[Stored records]
━━━━━━━━━━━━━━━━━━━━
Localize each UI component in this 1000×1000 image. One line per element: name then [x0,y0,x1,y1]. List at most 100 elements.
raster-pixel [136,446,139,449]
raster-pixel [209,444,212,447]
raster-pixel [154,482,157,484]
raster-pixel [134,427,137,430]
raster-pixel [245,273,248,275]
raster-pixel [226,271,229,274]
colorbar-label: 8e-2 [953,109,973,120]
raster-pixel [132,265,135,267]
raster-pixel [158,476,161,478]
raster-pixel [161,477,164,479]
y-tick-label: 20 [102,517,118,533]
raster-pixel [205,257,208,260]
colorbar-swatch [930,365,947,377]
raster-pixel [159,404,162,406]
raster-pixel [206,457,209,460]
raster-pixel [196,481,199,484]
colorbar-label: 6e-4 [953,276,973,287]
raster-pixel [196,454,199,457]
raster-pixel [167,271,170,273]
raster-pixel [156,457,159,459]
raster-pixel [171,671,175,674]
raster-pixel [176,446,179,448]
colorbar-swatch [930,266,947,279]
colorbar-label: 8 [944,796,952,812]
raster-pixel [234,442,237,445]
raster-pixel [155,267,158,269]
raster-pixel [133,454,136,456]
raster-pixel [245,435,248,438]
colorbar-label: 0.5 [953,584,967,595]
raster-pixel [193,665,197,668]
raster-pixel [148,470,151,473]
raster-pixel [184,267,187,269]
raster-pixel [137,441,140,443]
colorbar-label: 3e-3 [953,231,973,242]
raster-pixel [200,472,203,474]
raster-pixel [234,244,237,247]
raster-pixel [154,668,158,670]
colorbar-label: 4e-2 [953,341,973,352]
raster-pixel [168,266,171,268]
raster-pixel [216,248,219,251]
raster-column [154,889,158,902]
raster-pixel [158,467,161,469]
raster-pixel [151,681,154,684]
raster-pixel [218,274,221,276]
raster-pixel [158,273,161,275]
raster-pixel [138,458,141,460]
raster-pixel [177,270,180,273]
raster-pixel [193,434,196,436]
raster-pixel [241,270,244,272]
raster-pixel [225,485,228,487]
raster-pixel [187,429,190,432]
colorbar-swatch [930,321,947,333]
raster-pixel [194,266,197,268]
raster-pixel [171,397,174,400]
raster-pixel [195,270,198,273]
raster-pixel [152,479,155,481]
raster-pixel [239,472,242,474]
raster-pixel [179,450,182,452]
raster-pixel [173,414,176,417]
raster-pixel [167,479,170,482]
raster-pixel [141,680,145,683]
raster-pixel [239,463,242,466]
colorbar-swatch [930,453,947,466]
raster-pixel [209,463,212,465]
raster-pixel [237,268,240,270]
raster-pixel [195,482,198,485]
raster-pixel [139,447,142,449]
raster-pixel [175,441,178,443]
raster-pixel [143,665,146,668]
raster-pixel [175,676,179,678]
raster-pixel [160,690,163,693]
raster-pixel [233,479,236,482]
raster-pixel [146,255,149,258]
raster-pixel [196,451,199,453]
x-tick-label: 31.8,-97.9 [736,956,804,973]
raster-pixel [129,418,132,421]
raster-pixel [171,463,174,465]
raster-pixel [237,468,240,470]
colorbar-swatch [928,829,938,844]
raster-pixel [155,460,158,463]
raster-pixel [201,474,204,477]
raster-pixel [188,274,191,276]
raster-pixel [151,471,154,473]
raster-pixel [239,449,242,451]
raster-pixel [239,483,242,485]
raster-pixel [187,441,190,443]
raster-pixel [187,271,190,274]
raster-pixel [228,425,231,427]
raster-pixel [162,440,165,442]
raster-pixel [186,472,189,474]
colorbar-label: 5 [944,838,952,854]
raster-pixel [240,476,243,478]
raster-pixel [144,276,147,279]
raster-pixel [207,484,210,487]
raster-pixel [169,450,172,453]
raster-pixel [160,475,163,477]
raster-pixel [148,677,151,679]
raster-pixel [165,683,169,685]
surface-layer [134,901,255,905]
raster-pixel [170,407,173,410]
━━━━━━━━━━━━━━━━━━━━
* [PROBLEM DETAILS]: Rewrite the records above, swapping each "colorbar-swatch" for "scale-swatch" and leaving every other character as it is.

* [OUTPUT OF THE TASK]:
Localize each UI component in this 1000×1000 image. One line per element: name then [x0,y0,x1,y1]. List at most 100 elements.
raster-pixel [136,446,139,449]
raster-pixel [209,444,212,447]
raster-pixel [154,482,157,484]
raster-pixel [134,427,137,430]
raster-pixel [245,273,248,275]
raster-pixel [226,271,229,274]
colorbar-label: 8e-2 [953,109,973,120]
raster-pixel [132,265,135,267]
raster-pixel [158,476,161,478]
raster-pixel [161,477,164,479]
y-tick-label: 20 [102,517,118,533]
raster-pixel [205,257,208,260]
scale-swatch [930,365,947,377]
raster-pixel [159,404,162,406]
raster-pixel [206,457,209,460]
raster-pixel [196,481,199,484]
colorbar-label: 6e-4 [953,276,973,287]
raster-pixel [196,454,199,457]
raster-pixel [167,271,170,273]
raster-pixel [156,457,159,459]
raster-pixel [171,671,175,674]
raster-pixel [176,446,179,448]
scale-swatch [930,266,947,279]
colorbar-label: 8 [944,796,952,812]
raster-pixel [234,442,237,445]
raster-pixel [155,267,158,269]
raster-pixel [133,454,136,456]
raster-pixel [245,435,248,438]
colorbar-label: 0.5 [953,584,967,595]
raster-pixel [193,665,197,668]
raster-pixel [148,470,151,473]
raster-pixel [184,267,187,269]
raster-pixel [137,441,140,443]
colorbar-label: 3e-3 [953,231,973,242]
raster-pixel [200,472,203,474]
raster-pixel [234,244,237,247]
raster-pixel [154,668,158,670]
colorbar-label: 4e-2 [953,341,973,352]
raster-pixel [168,266,171,268]
raster-pixel [216,248,219,251]
raster-column [154,889,158,902]
raster-pixel [158,467,161,469]
raster-pixel [151,681,154,684]
raster-pixel [218,274,221,276]
raster-pixel [158,273,161,275]
raster-pixel [138,458,141,460]
raster-pixel [177,270,180,273]
raster-pixel [193,434,196,436]
raster-pixel [241,270,244,272]
raster-pixel [225,485,228,487]
raster-pixel [187,429,190,432]
scale-swatch [930,321,947,333]
raster-pixel [194,266,197,268]
raster-pixel [171,397,174,400]
raster-pixel [195,270,198,273]
raster-pixel [152,479,155,481]
raster-pixel [239,472,242,474]
raster-pixel [179,450,182,452]
raster-pixel [173,414,176,417]
raster-pixel [167,479,170,482]
raster-pixel [141,680,145,683]
raster-pixel [239,463,242,466]
scale-swatch [930,453,947,466]
raster-pixel [209,463,212,465]
raster-pixel [237,268,240,270]
raster-pixel [195,482,198,485]
raster-pixel [139,447,142,449]
raster-pixel [175,441,178,443]
raster-pixel [143,665,146,668]
raster-pixel [175,676,179,678]
raster-pixel [160,690,163,693]
raster-pixel [233,479,236,482]
raster-pixel [146,255,149,258]
raster-pixel [196,451,199,453]
x-tick-label: 31.8,-97.9 [736,956,804,973]
raster-pixel [129,418,132,421]
raster-pixel [171,463,174,465]
raster-pixel [237,468,240,470]
scale-swatch [928,829,938,844]
raster-pixel [155,460,158,463]
raster-pixel [201,474,204,477]
raster-pixel [188,274,191,276]
raster-pixel [151,471,154,473]
raster-pixel [239,449,242,451]
raster-pixel [239,483,242,485]
raster-pixel [187,441,190,443]
raster-pixel [187,271,190,274]
raster-pixel [228,425,231,427]
raster-pixel [162,440,165,442]
raster-pixel [186,472,189,474]
colorbar-label: 5 [944,838,952,854]
raster-pixel [240,476,243,478]
raster-pixel [144,276,147,279]
raster-pixel [207,484,210,487]
raster-pixel [169,450,172,453]
raster-pixel [160,475,163,477]
raster-pixel [148,677,151,679]
raster-pixel [165,683,169,685]
surface-layer [134,901,255,905]
raster-pixel [170,407,173,410]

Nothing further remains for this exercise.